What the exercise asks
List each line of the data that holds the string "month".

Dataset excerpts
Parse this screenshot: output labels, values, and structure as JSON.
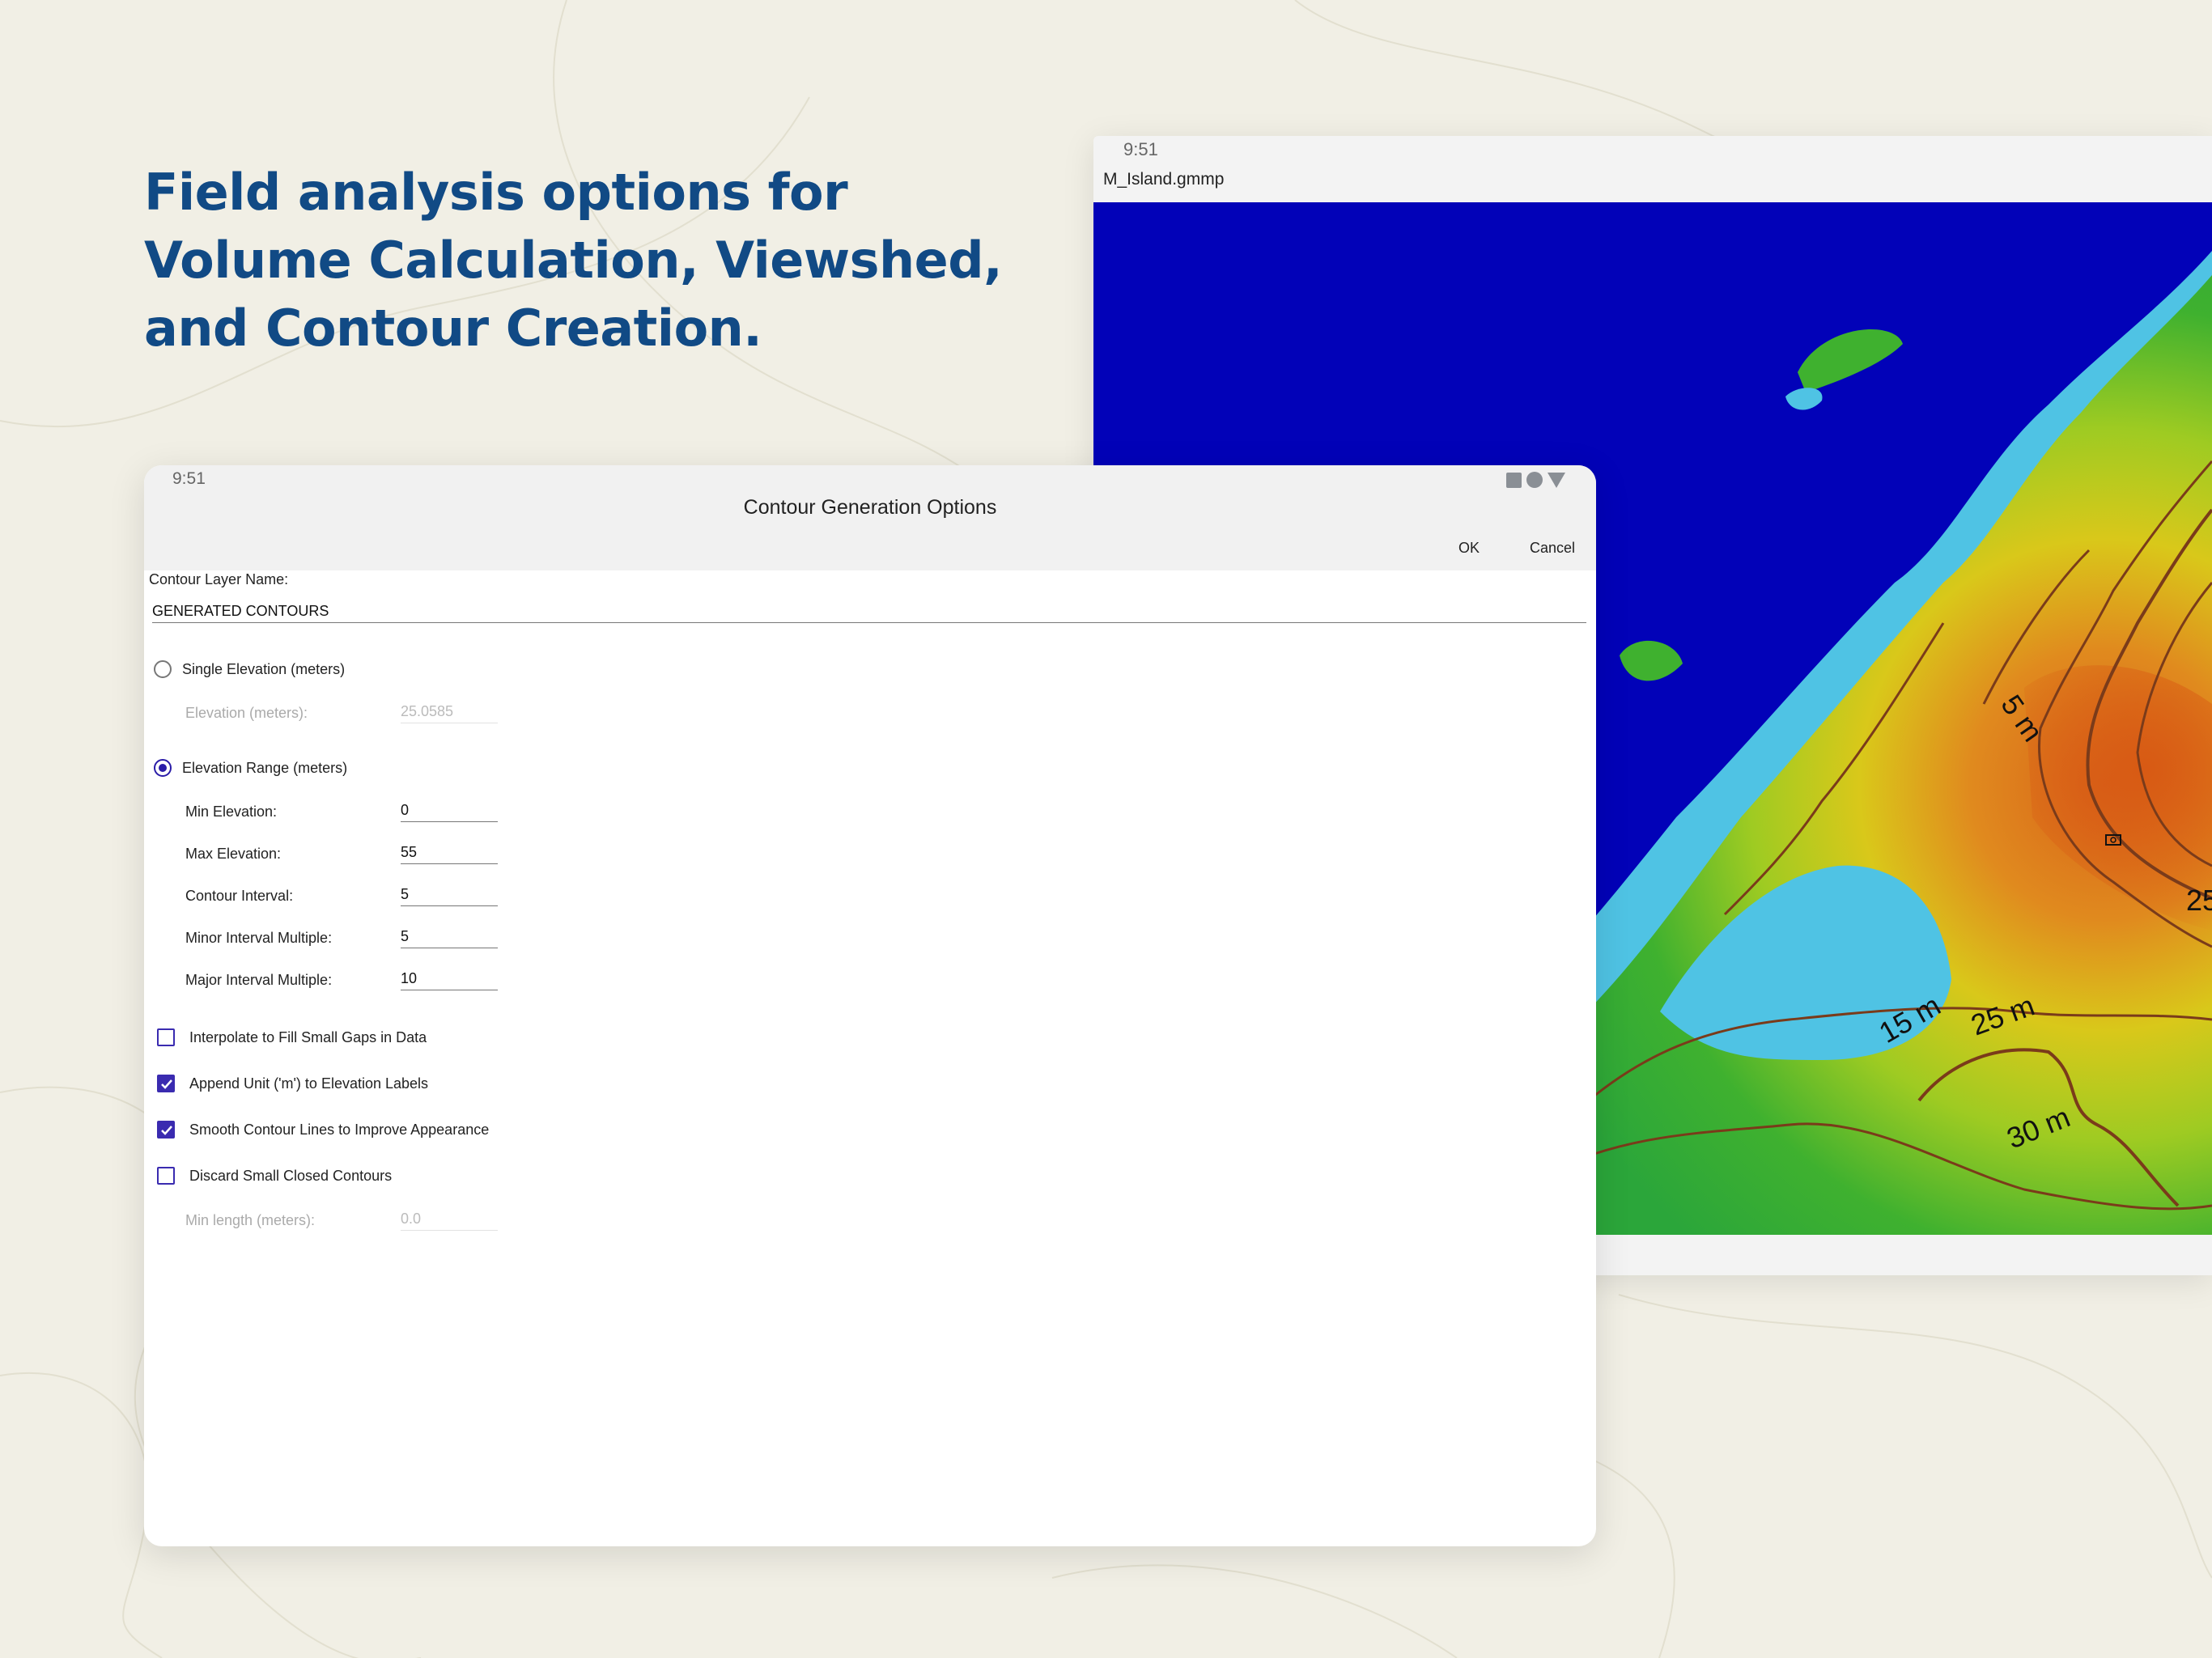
{
  "headline": {
    "line1": "Field analysis options for",
    "line2": "Volume Calculation, Viewshed,",
    "line3": "and Contour Creation."
  },
  "map_window": {
    "time": "9:51",
    "file_title": "M_Island.gmmp",
    "contour_labels": [
      "5 m",
      "15 m",
      "25 m",
      "30 m",
      "25"
    ],
    "colors": {
      "water": "#0202b8",
      "shallow": "#4fc3e4",
      "low": "#3fb12f",
      "mid": "#d9c81a",
      "high": "#d8641a",
      "contour": "#7a3b1a"
    }
  },
  "dialog": {
    "time": "9:51",
    "title": "Contour Generation Options",
    "ok_label": "OK",
    "cancel_label": "Cancel",
    "layer_name_label": "Contour Layer Name:",
    "layer_name_value": "GENERATED CONTOURS",
    "single_elevation": {
      "label": "Single Elevation (meters)",
      "selected": false
    },
    "elevation_label": "Elevation (meters):",
    "elevation_value": "25.0585",
    "elevation_range": {
      "label": "Elevation Range (meters)",
      "selected": true
    },
    "fields": {
      "min_label": "Min Elevation:",
      "min_value": "0",
      "max_label": "Max Elevation:",
      "max_value": "55",
      "interval_label": "Contour Interval:",
      "interval_value": "5",
      "minor_label": "Minor Interval Multiple:",
      "minor_value": "5",
      "major_label": "Major Interval Multiple:",
      "major_value": "10"
    },
    "options": {
      "interpolate": {
        "label": "Interpolate to Fill Small Gaps in Data",
        "checked": false
      },
      "append_unit": {
        "label": "Append Unit ('m') to Elevation Labels",
        "checked": true
      },
      "smooth": {
        "label": "Smooth Contour Lines to Improve Appearance",
        "checked": true
      },
      "discard": {
        "label": "Discard Small Closed Contours",
        "checked": false
      }
    },
    "min_length_label": "Min length (meters):",
    "min_length_value": "0.0",
    "accent_color": "#3a2bb0"
  }
}
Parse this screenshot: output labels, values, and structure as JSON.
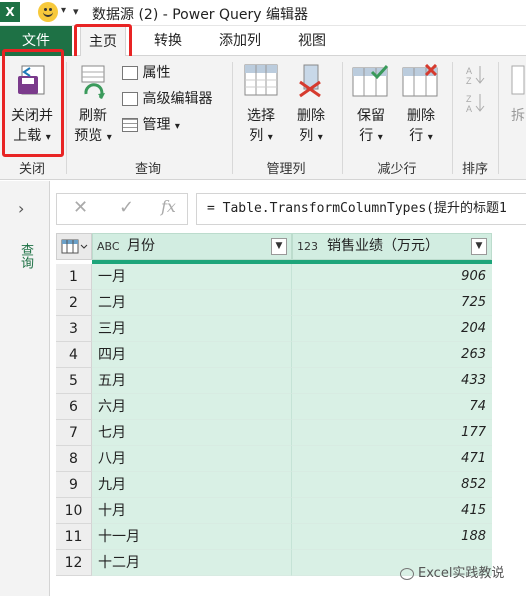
{
  "titlebar": {
    "app_logo": "X",
    "title": "数据源 (2) - Power Query 编辑器"
  },
  "tabs": {
    "file": "文件",
    "home": "主页",
    "transform": "转换",
    "add_column": "添加列",
    "view": "视图"
  },
  "ribbon": {
    "close_load": {
      "line1": "关闭并",
      "line2": "上载",
      "arrow": "▾"
    },
    "refresh": {
      "line1": "刷新",
      "line2": "预览",
      "arrow": "▾"
    },
    "properties": "属性",
    "advanced_editor": "高级编辑器",
    "manage": "管理",
    "manage_arrow": "▾",
    "choose_columns": {
      "line1": "选择",
      "line2": "列",
      "arrow": "▾"
    },
    "remove_columns": {
      "line1": "删除",
      "line2": "列",
      "arrow": "▾"
    },
    "keep_rows": {
      "line1": "保留",
      "line2": "行",
      "arrow": "▾"
    },
    "remove_rows": {
      "line1": "删除",
      "line2": "行",
      "arrow": "▾"
    },
    "split": "拆",
    "groups": {
      "close": "关闭",
      "query": "查询",
      "manage_columns": "管理列",
      "reduce_rows": "减少行",
      "sort": "排序"
    }
  },
  "side_panel": {
    "arrow": "›",
    "label": "查询"
  },
  "formula_bar": {
    "cancel": "✕",
    "confirm": "✓",
    "fx": "fx",
    "formula": "= Table.TransformColumnTypes(提升的标题1"
  },
  "table": {
    "columns": [
      {
        "type": "ABC",
        "name": "月份"
      },
      {
        "type": "123",
        "name": "销售业绩（万元）"
      }
    ],
    "rows": [
      {
        "idx": "1",
        "month": "一月",
        "sales": "906"
      },
      {
        "idx": "2",
        "month": "二月",
        "sales": "725"
      },
      {
        "idx": "3",
        "month": "三月",
        "sales": "204"
      },
      {
        "idx": "4",
        "month": "四月",
        "sales": "263"
      },
      {
        "idx": "5",
        "month": "五月",
        "sales": "433"
      },
      {
        "idx": "6",
        "month": "六月",
        "sales": "74"
      },
      {
        "idx": "7",
        "month": "七月",
        "sales": "177"
      },
      {
        "idx": "8",
        "month": "八月",
        "sales": "471"
      },
      {
        "idx": "9",
        "month": "九月",
        "sales": "852"
      },
      {
        "idx": "10",
        "month": "十月",
        "sales": "415"
      },
      {
        "idx": "11",
        "month": "十一月",
        "sales": "188"
      },
      {
        "idx": "12",
        "month": "十二月",
        "sales": ""
      }
    ]
  },
  "watermark": "Excel实践教说",
  "colors": {
    "excel_green": "#1e7145",
    "highlight_red": "#e82424",
    "cell_green": "#d9f0e5"
  }
}
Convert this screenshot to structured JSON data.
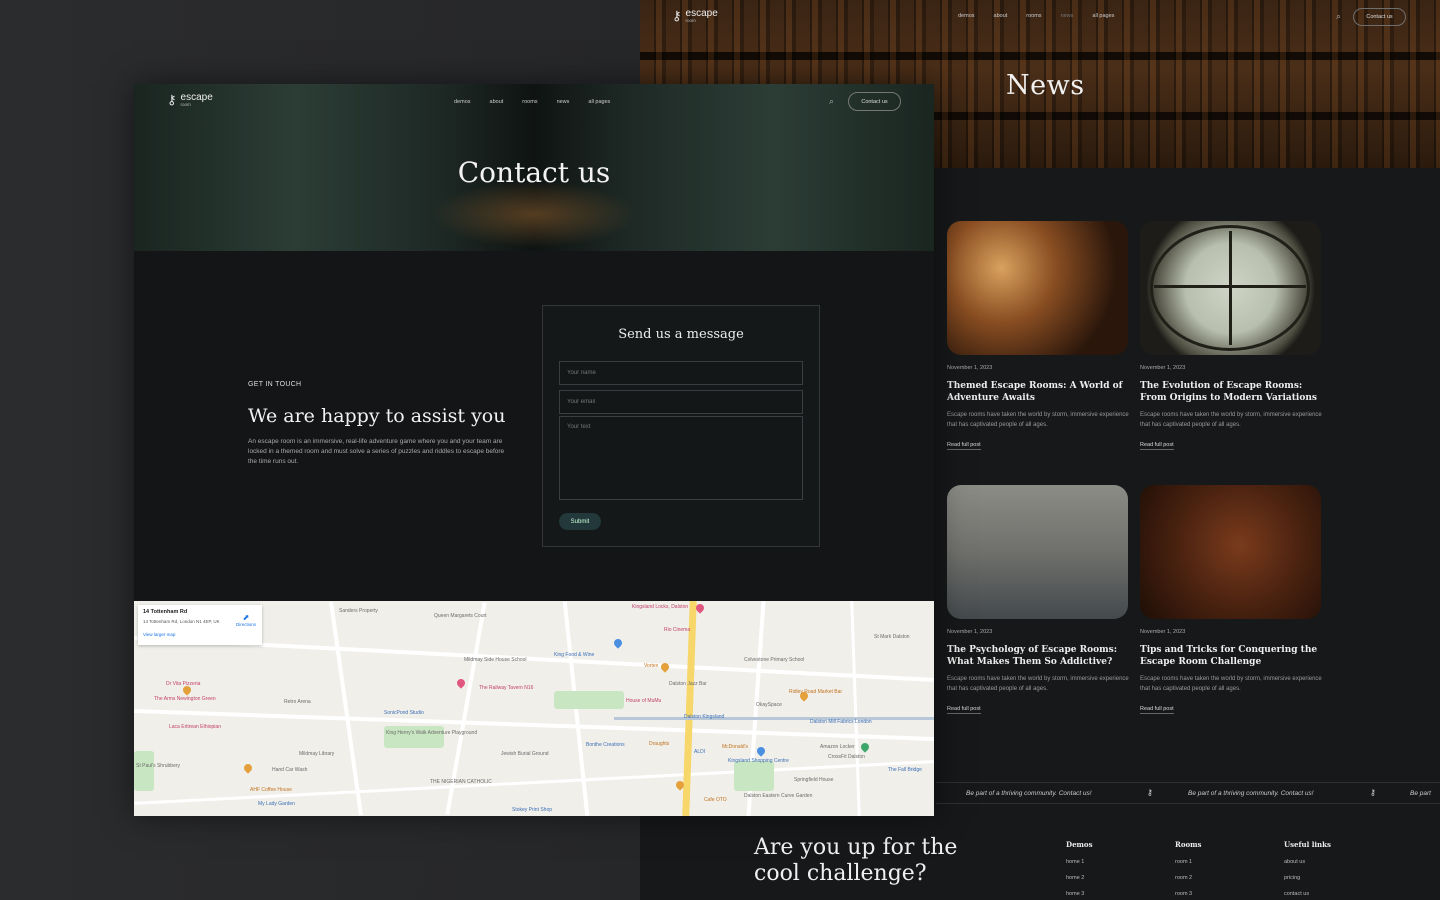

Result for this exercise
        "month": "一月",
        "month": "二月",
        "month": "三月",
        "month": "四月",
        "month": "五月",
        "month": "六月",
        "month": "七月",
        "month": "八月",
        "month": "九月",
        "month": "十月",
        "month": "十一月",
        "month": "十二月",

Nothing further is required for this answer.